(Stored data)
##############################

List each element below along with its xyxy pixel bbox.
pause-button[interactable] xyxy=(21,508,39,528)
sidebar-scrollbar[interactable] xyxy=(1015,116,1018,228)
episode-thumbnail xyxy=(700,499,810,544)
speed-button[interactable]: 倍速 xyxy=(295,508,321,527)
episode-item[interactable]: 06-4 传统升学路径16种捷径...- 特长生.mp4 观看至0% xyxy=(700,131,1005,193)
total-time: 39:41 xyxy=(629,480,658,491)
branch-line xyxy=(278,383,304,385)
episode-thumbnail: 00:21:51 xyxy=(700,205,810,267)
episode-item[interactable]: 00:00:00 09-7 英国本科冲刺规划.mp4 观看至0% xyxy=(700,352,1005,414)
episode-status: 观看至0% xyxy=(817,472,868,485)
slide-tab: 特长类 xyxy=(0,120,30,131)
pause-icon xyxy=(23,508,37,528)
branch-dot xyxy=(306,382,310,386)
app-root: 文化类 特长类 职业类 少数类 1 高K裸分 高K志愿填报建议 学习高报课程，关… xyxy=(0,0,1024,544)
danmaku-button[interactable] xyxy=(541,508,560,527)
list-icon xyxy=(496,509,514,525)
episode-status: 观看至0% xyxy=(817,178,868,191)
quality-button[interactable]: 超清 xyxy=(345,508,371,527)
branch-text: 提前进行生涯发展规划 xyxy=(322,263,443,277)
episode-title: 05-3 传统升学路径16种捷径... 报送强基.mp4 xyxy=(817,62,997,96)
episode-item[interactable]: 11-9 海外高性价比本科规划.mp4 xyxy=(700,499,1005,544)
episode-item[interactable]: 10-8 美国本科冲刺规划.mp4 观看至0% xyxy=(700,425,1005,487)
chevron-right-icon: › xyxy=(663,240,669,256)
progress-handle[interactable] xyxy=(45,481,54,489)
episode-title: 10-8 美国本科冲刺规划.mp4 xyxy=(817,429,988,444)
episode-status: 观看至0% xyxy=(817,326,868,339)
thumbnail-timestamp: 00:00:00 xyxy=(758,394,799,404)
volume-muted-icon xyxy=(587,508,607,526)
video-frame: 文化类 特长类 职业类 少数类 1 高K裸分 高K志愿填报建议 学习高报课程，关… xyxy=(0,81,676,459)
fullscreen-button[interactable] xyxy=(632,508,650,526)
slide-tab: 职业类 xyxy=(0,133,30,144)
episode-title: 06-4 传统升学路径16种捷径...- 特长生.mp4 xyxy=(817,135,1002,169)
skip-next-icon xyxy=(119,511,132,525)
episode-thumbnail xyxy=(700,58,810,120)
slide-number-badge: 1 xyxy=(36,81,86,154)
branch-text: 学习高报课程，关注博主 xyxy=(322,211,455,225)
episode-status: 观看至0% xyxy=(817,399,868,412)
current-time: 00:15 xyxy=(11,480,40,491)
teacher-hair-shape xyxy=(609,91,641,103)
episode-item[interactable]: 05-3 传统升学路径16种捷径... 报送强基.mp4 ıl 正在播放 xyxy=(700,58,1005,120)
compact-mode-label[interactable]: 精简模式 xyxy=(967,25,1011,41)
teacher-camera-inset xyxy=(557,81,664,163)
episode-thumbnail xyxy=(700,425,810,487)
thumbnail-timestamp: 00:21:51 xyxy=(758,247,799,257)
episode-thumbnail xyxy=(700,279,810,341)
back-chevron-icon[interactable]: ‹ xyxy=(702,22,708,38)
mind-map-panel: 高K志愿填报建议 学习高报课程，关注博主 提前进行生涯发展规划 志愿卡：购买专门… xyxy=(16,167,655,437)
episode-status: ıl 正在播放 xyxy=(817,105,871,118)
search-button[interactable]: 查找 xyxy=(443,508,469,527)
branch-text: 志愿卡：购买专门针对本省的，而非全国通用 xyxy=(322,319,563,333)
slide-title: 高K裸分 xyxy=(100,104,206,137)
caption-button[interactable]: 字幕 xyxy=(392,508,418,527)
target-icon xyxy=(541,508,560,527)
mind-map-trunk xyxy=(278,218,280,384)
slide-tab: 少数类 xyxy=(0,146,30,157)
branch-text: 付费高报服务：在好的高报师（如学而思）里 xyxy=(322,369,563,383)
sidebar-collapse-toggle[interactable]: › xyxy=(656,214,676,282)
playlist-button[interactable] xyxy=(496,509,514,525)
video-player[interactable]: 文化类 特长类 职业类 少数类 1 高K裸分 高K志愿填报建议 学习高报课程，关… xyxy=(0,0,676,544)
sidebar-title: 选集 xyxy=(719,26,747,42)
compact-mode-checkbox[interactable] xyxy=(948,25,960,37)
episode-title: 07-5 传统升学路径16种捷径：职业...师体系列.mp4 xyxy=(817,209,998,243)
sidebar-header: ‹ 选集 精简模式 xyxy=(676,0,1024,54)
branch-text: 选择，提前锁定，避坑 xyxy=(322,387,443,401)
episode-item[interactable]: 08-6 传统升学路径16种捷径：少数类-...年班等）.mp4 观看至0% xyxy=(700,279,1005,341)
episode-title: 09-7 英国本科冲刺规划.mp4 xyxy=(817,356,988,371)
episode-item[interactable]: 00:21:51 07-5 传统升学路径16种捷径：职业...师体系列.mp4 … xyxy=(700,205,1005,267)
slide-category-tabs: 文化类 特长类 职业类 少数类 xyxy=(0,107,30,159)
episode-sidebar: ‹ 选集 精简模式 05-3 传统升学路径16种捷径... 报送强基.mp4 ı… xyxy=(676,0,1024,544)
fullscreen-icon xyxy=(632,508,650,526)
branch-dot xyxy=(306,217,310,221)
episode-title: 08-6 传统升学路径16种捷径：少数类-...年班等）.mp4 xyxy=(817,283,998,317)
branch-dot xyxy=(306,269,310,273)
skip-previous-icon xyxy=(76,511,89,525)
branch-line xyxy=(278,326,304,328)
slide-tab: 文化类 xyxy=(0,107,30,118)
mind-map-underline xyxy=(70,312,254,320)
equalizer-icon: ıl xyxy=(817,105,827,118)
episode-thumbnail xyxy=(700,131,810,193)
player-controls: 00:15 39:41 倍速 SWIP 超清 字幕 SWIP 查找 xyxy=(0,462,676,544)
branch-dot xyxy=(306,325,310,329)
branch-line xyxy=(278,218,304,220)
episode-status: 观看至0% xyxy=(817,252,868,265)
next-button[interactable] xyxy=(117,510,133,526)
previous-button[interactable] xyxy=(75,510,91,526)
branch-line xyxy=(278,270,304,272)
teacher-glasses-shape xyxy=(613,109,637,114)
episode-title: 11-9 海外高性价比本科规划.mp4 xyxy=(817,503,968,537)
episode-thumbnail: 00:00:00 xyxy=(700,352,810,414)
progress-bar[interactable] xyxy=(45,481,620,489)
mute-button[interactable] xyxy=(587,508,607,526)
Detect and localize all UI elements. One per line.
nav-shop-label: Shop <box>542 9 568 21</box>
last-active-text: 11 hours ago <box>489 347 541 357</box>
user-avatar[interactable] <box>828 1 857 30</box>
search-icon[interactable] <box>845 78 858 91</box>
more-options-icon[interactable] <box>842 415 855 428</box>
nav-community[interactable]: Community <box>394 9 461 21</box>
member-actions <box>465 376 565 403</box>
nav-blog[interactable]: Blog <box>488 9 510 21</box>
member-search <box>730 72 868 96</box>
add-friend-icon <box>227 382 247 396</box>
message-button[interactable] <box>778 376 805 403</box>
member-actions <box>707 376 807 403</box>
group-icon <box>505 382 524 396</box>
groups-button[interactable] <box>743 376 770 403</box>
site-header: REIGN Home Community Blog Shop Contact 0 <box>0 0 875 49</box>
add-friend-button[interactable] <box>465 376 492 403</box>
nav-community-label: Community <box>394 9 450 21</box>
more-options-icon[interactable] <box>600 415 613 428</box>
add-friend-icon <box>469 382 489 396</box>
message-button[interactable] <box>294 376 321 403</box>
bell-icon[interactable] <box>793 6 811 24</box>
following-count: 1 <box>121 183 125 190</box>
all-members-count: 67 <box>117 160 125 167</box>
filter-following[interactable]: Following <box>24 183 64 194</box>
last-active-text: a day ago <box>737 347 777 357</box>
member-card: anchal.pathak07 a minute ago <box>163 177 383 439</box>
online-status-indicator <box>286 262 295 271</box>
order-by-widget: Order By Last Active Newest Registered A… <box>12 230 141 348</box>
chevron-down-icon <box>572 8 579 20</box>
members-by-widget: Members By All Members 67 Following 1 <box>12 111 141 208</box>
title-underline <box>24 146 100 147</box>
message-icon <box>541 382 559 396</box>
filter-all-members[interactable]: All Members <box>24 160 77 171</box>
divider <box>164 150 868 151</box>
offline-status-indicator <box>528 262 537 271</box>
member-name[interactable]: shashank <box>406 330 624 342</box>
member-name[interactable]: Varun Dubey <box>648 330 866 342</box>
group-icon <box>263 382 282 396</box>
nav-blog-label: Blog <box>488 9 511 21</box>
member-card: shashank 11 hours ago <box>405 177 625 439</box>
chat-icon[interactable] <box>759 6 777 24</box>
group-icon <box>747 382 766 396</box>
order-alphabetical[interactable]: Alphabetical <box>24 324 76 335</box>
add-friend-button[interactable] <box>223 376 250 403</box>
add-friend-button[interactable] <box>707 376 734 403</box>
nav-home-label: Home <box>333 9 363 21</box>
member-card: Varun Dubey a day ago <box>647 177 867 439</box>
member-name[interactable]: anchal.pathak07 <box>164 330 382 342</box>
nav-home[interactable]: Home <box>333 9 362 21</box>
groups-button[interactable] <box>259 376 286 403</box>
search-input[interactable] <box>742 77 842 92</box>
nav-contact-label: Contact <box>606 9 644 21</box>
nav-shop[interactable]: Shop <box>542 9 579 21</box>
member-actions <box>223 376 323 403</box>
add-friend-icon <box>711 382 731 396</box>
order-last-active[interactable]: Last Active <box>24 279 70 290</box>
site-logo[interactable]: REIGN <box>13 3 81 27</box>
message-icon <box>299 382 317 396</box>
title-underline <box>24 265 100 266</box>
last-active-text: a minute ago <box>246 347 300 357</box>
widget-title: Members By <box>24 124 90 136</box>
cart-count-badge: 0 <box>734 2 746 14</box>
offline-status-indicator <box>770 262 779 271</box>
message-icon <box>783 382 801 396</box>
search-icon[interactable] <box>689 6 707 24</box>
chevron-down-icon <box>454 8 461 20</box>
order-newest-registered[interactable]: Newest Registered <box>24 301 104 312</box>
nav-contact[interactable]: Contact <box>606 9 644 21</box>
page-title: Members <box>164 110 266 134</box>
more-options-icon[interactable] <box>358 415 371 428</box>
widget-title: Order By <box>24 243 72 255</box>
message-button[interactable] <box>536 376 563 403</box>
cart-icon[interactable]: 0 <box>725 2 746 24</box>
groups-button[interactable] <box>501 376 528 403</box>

##############################

Please convert the material into a Markdown table with the columns Row and Entry, starting at its first line and ending at the line containing "danmaku-button[interactable] xyxy=(541,508,560,527)". Number each line in Row, put the line itself in Entry, and leave out any blank lines.

**Output:**
| Row | Entry |
|---|---|
| 1 | List each element below along with its xyxy pixel bbox. |
| 2 | pause-button[interactable] xyxy=(21,508,39,528) |
| 3 | sidebar-scrollbar[interactable] xyxy=(1015,116,1018,228) |
| 4 | episode-thumbnail xyxy=(700,499,810,544) |
| 5 | speed-button[interactable]: 倍速 xyxy=(295,508,321,527) |
| 6 | episode-item[interactable]: 06-4 传统升学路径16种捷径...- 特长生.mp4 观看至0% xyxy=(700,131,1005,193) |
| 7 | total-time: 39:41 xyxy=(629,480,658,491) |
| 8 | branch-line xyxy=(278,383,304,385) |
| 9 | episode-thumbnail: 00:21:51 xyxy=(700,205,810,267) |
| 10 | episode-item[interactable]: 00:00:00 09-7 英国本科冲刺规划.mp4 观看至0% xyxy=(700,352,1005,414) |
| 11 | episode-status: 观看至0% xyxy=(817,472,868,485) |
| 12 | slide-tab: 特长类 xyxy=(0,120,30,131) |
| 13 | pause-icon xyxy=(23,508,37,528) |
| 14 | branch-dot xyxy=(306,382,310,386) |
| 15 | app-root: 文化类 特长类 职业类 少数类 1 高K裸分 高K志愿填报建议 学习高报课程，关… xyxy=(0,0,1024,544) |
| 16 | danmaku-button[interactable] xyxy=(541,508,560,527) |